======== STORED RECORDS
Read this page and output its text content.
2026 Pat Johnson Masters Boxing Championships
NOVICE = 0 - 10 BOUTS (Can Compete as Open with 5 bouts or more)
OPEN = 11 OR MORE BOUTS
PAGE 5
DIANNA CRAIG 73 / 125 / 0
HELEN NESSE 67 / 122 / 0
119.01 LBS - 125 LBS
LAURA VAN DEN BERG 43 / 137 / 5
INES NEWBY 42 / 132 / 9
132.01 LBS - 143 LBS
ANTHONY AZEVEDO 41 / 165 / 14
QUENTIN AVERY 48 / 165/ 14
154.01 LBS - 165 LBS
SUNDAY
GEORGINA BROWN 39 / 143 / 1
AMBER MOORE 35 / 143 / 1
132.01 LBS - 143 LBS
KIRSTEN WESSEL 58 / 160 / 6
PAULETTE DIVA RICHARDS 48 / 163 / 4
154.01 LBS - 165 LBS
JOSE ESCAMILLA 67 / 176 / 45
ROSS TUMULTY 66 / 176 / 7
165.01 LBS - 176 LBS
================
Write out every entry word for word.

## OUTPUT FOR THIS EXERCISE
Read this page and output its text content.
2026 Pat Johnson Masters Boxing Championships
NOVICE = 0 - 10 BOUTS (Can Compete as Open with 5 bouts or more)
OPEN = 11 OR MORE BOUTS
PAGE 5
DIANNA CRAIG 73 / 125 / 0
HELEN NESSE 67 / 122 / 0
119.01 LBS - 125 LBS
LAURA VAN DEN BERG 43 / 137 / 5
INES NEWBY 42 / 132 / 9
132.01 LBS - 143 LBS
ANTHONY AZEVEDO 41 / 165 / 14
QUENTIN AVERY 48 / 165/ 14
154.01 LBS - 165 LBS
SUNDAY
GEORGINA BROWN 39 / 143 / 1
AMBER MOORE 35 / 143 / 1
132.01 LBS - 143 LBS
KIRSTEN WESSEL 58 / 160 / 6
PAULETTE DIVA RICHARDS 48 / 163 / 4
154.01 LBS - 165 LBS
JOSE ESCAMILLA 67 / 176 / 45
ROSS TUMULTY 66 / 176 / 7
165.01 LBS - 176 LBS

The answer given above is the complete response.